Stored items
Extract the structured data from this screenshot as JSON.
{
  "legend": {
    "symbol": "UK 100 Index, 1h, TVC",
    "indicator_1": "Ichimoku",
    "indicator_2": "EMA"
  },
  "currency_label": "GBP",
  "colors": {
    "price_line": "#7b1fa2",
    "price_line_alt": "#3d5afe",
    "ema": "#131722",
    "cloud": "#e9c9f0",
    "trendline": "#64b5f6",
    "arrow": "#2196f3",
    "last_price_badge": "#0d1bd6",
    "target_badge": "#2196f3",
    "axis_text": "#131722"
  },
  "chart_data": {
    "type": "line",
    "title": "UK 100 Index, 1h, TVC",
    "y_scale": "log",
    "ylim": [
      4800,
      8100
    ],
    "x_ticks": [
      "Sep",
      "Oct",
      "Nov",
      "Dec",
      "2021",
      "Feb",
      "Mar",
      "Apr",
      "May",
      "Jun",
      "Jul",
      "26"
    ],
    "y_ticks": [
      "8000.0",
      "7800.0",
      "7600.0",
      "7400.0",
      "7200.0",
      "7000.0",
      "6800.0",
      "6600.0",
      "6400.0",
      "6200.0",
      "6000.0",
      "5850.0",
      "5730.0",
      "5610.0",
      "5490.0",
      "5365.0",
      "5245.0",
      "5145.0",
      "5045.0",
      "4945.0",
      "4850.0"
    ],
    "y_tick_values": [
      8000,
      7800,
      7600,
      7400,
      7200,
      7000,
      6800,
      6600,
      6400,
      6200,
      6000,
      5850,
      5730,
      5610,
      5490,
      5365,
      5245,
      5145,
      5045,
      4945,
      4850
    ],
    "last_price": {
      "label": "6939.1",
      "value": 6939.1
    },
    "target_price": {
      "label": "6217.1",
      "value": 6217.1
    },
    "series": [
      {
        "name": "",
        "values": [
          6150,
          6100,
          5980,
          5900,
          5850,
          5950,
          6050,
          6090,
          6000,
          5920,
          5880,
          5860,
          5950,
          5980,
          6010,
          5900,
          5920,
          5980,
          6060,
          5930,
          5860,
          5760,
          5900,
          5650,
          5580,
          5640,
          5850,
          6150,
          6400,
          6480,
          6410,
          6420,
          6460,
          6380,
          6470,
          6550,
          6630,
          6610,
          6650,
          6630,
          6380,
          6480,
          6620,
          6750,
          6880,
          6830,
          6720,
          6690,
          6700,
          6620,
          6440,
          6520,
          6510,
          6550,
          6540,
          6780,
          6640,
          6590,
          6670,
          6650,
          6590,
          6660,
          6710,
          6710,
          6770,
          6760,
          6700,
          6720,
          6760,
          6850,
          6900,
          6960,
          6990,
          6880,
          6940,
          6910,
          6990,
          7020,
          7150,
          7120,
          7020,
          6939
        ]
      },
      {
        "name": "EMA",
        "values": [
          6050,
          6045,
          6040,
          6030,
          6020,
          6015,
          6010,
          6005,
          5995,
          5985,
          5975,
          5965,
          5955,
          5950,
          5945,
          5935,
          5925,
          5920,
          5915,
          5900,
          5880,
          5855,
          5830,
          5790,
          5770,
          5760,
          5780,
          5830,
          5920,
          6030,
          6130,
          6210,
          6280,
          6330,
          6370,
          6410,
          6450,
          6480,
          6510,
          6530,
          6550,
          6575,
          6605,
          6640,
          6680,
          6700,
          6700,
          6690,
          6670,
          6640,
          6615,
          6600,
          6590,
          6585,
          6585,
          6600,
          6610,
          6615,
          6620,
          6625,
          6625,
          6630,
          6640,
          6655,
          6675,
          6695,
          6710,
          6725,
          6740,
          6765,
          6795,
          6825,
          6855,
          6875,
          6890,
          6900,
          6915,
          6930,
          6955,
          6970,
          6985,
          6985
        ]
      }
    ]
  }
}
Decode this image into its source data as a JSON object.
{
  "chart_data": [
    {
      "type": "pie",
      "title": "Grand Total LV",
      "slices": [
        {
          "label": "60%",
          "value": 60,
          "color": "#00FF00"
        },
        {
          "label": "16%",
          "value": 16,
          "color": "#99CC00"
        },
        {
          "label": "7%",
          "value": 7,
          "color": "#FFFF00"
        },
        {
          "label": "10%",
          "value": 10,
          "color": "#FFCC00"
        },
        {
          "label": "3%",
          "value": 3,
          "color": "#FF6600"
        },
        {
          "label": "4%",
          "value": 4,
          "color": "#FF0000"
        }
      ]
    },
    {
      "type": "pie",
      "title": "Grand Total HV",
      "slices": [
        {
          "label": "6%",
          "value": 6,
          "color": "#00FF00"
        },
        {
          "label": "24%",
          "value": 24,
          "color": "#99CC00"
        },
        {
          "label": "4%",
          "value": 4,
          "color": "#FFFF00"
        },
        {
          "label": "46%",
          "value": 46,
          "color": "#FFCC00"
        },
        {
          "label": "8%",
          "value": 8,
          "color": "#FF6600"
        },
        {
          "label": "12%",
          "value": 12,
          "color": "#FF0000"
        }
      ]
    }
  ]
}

=== WHAT TO DO ===
Faithfully transcribe the whole of the data.

=== EXPECTED ANSWER ===
Extract the structured data from this screenshot as JSON.
{
  "legend": {
    "symbol": "UK 100 Index, 1h, TVC",
    "indicator_1": "Ichimoku",
    "indicator_2": "EMA"
  },
  "currency_label": "GBP",
  "colors": {
    "price_line": "#7b1fa2",
    "price_line_alt": "#3d5afe",
    "ema": "#131722",
    "cloud": "#e9c9f0",
    "trendline": "#64b5f6",
    "arrow": "#2196f3",
    "last_price_badge": "#0d1bd6",
    "target_badge": "#2196f3",
    "axis_text": "#131722"
  },
  "chart_data": {
    "type": "line",
    "title": "UK 100 Index, 1h, TVC",
    "y_scale": "log",
    "ylim": [
      4800,
      8100
    ],
    "x_ticks": [
      "Sep",
      "Oct",
      "Nov",
      "Dec",
      "2021",
      "Feb",
      "Mar",
      "Apr",
      "May",
      "Jun",
      "Jul",
      "26"
    ],
    "y_ticks": [
      "8000.0",
      "7800.0",
      "7600.0",
      "7400.0",
      "7200.0",
      "7000.0",
      "6800.0",
      "6600.0",
      "6400.0",
      "6200.0",
      "6000.0",
      "5850.0",
      "5730.0",
      "5610.0",
      "5490.0",
      "5365.0",
      "5245.0",
      "5145.0",
      "5045.0",
      "4945.0",
      "4850.0"
    ],
    "y_tick_values": [
      8000,
      7800,
      7600,
      7400,
      7200,
      7000,
      6800,
      6600,
      6400,
      6200,
      6000,
      5850,
      5730,
      5610,
      5490,
      5365,
      5245,
      5145,
      5045,
      4945,
      4850
    ],
    "last_price": {
      "label": "6939.1",
      "value": 6939.1
    },
    "target_price": {
      "label": "6217.1",
      "value": 6217.1
    },
    "series": [
      {
        "name": "",
        "values": [
          6150,
          6100,
          5980,
          5900,
          5850,
          5950,
          6050,
          6090,
          6000,
          5920,
          5880,
          5860,
          5950,
          5980,
          6010,
          5900,
          5920,
          5980,
          6060,
          5930,
          5860,
          5760,
          5900,
          5650,
          5580,
          5640,
          5850,
          6150,
          6400,
          6480,
          6410,
          6420,
          6460,
          6380,
          6470,
          6550,
          6630,
          6610,
          6650,
          6630,
          6380,
          6480,
          6620,
          6750,
          6880,
          6830,
          6720,
          6690,
          6700,
          6620,
          6440,
          6520,
          6510,
          6550,
          6540,
          6780,
          6640,
          6590,
          6670,
          6650,
          6590,
          6660,
          6710,
          6710,
          6770,
          6760,
          6700,
          6720,
          6760,
          6850,
          6900,
          6960,
          6990,
          6880,
          6940,
          6910,
          6990,
          7020,
          7150,
          7120,
          7020,
          6939
        ]
      },
      {
        "name": "EMA",
        "values": [
          6050,
          6045,
          6040,
          6030,
          6020,
          6015,
          6010,
          6005,
          5995,
          5985,
          5975,
          5965,
          5955,
          5950,
          5945,
          5935,
          5925,
          5920,
          5915,
          5900,
          5880,
          5855,
          5830,
          5790,
          5770,
          5760,
          5780,
          5830,
          5920,
          6030,
          6130,
          6210,
          6280,
          6330,
          6370,
          6410,
          6450,
          6480,
          6510,
          6530,
          6550,
          6575,
          6605,
          6640,
          6680,
          6700,
          6700,
          6690,
          6670,
          6640,
          6615,
          6600,
          6590,
          6585,
          6585,
          6600,
          6610,
          6615,
          6620,
          6625,
          6625,
          6630,
          6640,
          6655,
          6675,
          6695,
          6710,
          6725,
          6740,
          6765,
          6795,
          6825,
          6855,
          6875,
          6890,
          6900,
          6915,
          6930,
          6955,
          6970,
          6985,
          6985
        ]
      }
    ]
  }
}
Decode this image into its source data as a JSON object.
{
  "chart_data": [
    {
      "type": "pie",
      "title": "Grand Total LV",
      "slices": [
        {
          "label": "60%",
          "value": 60,
          "color": "#00FF00"
        },
        {
          "label": "16%",
          "value": 16,
          "color": "#99CC00"
        },
        {
          "label": "7%",
          "value": 7,
          "color": "#FFFF00"
        },
        {
          "label": "10%",
          "value": 10,
          "color": "#FFCC00"
        },
        {
          "label": "3%",
          "value": 3,
          "color": "#FF6600"
        },
        {
          "label": "4%",
          "value": 4,
          "color": "#FF0000"
        }
      ]
    },
    {
      "type": "pie",
      "title": "Grand Total HV",
      "slices": [
        {
          "label": "6%",
          "value": 6,
          "color": "#00FF00"
        },
        {
          "label": "24%",
          "value": 24,
          "color": "#99CC00"
        },
        {
          "label": "4%",
          "value": 4,
          "color": "#FFFF00"
        },
        {
          "label": "46%",
          "value": 46,
          "color": "#FFCC00"
        },
        {
          "label": "8%",
          "value": 8,
          "color": "#FF6600"
        },
        {
          "label": "12%",
          "value": 12,
          "color": "#FF0000"
        }
      ]
    }
  ]
}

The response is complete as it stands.